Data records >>

※ ※ ※

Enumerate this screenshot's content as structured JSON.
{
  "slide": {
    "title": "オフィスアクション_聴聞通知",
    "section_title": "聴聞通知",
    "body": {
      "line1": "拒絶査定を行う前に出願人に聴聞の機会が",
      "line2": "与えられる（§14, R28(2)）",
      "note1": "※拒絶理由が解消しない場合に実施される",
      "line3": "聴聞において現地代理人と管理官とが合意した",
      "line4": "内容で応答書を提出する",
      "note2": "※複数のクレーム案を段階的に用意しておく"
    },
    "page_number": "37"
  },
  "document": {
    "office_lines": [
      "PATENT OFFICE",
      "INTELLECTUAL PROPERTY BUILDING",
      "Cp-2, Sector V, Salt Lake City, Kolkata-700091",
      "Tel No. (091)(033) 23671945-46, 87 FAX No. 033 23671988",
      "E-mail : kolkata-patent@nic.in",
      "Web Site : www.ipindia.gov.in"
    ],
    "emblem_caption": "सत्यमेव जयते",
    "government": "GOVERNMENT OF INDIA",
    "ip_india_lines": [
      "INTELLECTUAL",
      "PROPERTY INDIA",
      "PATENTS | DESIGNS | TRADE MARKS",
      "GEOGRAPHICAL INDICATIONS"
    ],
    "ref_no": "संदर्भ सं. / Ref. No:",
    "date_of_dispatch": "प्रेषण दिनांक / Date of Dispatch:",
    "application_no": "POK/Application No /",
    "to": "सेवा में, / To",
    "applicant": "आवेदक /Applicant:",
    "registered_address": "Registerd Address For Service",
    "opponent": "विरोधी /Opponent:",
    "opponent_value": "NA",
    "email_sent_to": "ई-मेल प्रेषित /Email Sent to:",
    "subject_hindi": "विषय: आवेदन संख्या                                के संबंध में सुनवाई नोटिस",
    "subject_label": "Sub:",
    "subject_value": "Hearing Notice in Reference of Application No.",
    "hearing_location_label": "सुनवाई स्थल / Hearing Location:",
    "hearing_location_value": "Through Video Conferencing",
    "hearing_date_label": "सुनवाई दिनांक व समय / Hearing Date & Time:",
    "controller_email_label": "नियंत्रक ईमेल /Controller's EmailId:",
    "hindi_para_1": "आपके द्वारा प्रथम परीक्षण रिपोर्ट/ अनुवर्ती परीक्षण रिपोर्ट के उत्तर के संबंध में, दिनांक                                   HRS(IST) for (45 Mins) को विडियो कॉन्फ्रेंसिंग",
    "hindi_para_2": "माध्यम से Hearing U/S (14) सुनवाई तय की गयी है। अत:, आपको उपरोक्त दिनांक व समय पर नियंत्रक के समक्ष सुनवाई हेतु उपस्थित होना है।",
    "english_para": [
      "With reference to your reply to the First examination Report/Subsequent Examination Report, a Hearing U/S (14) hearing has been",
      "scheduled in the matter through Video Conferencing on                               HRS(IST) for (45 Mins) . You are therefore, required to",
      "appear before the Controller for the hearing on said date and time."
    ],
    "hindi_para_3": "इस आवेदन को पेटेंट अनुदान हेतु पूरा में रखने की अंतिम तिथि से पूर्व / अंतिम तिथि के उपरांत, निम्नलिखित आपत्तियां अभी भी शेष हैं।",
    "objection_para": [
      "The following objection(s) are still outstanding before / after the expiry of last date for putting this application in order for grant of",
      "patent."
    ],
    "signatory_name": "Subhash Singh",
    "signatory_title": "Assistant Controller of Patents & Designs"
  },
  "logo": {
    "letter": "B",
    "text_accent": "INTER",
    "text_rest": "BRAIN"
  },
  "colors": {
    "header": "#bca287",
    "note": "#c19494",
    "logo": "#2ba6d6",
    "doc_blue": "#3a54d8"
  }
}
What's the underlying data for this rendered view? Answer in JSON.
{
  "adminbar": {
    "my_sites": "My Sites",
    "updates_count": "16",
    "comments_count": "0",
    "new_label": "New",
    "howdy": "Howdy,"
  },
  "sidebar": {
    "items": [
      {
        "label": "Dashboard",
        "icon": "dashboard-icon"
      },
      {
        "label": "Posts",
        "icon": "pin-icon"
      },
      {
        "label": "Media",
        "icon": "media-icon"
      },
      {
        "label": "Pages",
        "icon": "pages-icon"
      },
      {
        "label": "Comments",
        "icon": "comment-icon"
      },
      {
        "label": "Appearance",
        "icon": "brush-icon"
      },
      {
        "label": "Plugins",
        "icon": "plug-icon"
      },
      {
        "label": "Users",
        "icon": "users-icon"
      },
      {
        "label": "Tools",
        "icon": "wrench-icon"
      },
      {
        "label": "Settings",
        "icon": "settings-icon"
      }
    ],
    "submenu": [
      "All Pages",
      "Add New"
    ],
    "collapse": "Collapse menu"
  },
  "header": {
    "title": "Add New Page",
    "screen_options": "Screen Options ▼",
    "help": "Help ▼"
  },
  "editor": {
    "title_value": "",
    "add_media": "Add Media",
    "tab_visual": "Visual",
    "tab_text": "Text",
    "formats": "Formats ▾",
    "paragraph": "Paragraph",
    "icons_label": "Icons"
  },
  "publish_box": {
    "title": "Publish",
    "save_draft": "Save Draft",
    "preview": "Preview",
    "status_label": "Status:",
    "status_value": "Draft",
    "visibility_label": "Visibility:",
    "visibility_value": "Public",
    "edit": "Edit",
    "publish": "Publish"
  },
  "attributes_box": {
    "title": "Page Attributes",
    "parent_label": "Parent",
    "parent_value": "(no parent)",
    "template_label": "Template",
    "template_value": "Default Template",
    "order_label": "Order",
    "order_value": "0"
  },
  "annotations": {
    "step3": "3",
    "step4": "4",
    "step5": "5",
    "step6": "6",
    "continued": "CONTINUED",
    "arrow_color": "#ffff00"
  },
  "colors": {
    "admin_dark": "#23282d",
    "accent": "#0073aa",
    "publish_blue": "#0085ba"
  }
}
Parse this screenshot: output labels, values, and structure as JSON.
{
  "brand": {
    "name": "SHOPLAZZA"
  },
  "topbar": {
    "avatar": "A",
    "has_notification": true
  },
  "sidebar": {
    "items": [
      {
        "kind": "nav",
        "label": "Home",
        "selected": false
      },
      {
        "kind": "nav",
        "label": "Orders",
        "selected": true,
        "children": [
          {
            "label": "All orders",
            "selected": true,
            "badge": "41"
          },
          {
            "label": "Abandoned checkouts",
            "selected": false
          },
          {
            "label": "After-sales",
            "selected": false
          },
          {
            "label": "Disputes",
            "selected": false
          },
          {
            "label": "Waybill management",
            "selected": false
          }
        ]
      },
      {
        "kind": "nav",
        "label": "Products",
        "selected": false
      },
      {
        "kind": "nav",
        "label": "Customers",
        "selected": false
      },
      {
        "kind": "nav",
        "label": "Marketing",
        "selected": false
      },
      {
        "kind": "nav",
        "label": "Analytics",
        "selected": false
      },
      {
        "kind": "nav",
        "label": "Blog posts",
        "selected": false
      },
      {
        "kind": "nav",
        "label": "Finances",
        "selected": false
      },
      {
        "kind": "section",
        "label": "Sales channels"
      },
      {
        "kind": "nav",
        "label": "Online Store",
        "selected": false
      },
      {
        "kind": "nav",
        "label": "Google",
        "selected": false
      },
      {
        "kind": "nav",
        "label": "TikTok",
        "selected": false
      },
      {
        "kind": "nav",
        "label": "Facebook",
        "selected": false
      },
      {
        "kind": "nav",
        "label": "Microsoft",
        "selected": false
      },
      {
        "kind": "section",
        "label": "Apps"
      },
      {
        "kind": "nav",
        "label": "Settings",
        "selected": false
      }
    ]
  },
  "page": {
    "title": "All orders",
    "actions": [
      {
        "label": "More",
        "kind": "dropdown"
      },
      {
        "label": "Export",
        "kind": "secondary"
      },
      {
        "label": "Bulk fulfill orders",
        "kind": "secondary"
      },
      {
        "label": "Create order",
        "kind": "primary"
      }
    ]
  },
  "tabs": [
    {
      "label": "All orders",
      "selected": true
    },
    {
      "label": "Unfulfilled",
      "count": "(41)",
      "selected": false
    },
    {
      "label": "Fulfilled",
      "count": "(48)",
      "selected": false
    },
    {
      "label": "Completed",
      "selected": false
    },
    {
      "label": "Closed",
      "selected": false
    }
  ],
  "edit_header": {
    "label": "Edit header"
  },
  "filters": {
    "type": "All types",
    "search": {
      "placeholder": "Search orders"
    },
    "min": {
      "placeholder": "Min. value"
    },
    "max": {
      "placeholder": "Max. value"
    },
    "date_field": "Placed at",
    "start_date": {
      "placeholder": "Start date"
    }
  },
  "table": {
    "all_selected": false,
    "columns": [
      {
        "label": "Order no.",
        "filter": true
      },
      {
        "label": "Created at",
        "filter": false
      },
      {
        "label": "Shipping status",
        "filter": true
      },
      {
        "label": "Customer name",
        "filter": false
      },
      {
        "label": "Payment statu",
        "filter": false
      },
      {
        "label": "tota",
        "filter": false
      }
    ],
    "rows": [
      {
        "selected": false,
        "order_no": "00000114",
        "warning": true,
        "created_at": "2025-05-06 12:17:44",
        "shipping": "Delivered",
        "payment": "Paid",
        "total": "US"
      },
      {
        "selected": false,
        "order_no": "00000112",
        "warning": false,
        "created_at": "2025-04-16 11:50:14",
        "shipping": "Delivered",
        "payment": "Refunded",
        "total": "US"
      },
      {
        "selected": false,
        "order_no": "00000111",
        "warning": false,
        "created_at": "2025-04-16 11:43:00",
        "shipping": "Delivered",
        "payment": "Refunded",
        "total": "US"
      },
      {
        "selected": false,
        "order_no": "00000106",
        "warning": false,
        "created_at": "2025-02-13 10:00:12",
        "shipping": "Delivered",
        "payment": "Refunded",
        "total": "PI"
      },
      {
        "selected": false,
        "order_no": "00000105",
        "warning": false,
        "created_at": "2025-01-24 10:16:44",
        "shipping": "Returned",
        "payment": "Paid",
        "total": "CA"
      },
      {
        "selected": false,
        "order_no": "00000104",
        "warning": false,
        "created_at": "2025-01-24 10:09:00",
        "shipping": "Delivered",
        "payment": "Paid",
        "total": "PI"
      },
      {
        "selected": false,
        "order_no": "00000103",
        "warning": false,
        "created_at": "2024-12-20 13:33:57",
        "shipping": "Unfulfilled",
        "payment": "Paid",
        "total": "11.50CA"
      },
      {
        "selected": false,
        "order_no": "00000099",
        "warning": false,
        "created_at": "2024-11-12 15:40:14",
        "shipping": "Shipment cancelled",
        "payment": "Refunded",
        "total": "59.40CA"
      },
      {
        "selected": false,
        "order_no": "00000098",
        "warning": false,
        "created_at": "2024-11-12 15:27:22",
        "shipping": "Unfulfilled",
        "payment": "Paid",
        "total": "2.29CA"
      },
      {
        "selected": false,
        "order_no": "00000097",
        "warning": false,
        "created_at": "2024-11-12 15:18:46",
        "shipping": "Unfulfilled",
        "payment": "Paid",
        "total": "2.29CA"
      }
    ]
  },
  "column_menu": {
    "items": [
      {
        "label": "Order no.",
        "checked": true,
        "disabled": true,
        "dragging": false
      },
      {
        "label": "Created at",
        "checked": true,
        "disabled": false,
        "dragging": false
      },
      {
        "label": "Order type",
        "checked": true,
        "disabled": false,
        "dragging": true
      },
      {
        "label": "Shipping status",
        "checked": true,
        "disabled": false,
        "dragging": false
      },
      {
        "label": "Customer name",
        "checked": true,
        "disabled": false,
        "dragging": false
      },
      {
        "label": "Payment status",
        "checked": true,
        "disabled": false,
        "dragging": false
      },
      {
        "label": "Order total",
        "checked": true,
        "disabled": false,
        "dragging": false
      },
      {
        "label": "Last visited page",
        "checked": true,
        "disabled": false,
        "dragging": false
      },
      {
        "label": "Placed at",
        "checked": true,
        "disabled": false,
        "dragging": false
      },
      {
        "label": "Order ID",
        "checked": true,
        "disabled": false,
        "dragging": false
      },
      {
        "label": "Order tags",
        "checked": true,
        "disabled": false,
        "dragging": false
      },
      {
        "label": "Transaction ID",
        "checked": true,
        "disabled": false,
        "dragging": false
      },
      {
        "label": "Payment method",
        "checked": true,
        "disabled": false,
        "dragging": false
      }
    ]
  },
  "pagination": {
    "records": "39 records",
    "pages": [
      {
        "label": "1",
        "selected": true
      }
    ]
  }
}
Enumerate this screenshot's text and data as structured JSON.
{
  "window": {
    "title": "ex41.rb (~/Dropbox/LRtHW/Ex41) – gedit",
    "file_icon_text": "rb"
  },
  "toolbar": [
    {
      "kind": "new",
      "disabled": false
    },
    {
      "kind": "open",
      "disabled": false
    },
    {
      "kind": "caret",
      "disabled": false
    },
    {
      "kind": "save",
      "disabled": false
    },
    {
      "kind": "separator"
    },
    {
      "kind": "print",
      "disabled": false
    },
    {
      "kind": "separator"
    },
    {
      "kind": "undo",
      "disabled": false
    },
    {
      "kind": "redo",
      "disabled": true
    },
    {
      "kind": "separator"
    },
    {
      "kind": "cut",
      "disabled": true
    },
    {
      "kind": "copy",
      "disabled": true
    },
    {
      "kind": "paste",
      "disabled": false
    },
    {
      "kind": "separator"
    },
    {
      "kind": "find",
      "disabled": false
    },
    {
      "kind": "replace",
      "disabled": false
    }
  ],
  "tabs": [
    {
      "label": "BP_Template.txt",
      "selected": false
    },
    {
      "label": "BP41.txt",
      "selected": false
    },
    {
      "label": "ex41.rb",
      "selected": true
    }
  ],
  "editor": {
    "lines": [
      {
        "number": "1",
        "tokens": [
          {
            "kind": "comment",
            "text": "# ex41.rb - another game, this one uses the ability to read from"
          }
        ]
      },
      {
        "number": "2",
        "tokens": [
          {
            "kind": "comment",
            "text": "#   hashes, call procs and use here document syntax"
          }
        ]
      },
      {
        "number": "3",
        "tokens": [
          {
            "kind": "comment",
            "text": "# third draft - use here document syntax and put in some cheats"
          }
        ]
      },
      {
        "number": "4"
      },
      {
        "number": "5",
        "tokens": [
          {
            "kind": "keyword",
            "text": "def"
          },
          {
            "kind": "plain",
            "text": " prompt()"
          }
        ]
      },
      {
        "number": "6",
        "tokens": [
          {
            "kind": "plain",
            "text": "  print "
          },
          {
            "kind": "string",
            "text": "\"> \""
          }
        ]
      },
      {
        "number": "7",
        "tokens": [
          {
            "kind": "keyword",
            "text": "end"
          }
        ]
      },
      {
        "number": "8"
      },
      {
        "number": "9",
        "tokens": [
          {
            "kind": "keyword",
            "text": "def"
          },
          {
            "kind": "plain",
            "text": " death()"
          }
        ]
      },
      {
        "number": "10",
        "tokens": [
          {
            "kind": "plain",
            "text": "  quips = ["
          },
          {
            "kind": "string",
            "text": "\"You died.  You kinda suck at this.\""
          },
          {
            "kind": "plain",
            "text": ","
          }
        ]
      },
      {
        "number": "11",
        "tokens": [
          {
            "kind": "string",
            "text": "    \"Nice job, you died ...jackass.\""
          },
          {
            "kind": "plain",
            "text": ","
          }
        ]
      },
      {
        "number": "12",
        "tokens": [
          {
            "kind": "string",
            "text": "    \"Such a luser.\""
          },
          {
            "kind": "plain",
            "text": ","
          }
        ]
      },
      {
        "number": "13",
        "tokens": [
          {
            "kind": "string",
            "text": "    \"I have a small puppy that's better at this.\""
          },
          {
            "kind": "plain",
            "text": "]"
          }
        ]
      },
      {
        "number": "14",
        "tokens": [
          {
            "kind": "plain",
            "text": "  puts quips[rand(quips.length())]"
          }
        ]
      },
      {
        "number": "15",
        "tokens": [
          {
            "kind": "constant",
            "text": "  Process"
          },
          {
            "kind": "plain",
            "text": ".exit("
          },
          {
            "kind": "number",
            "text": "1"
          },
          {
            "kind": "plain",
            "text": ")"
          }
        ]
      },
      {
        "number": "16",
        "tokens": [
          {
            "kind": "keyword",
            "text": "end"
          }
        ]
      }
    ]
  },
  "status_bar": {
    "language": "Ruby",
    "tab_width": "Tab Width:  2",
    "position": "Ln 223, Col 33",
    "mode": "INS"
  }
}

※ ※ ※

Task details >>
Show each line holding the word "placeholder".

Worked answer >>
      "placeholder": "Search orders"
      "placeholder": "Min. value"
      "placeholder": "Max. value"
      "placeholder": "Start date"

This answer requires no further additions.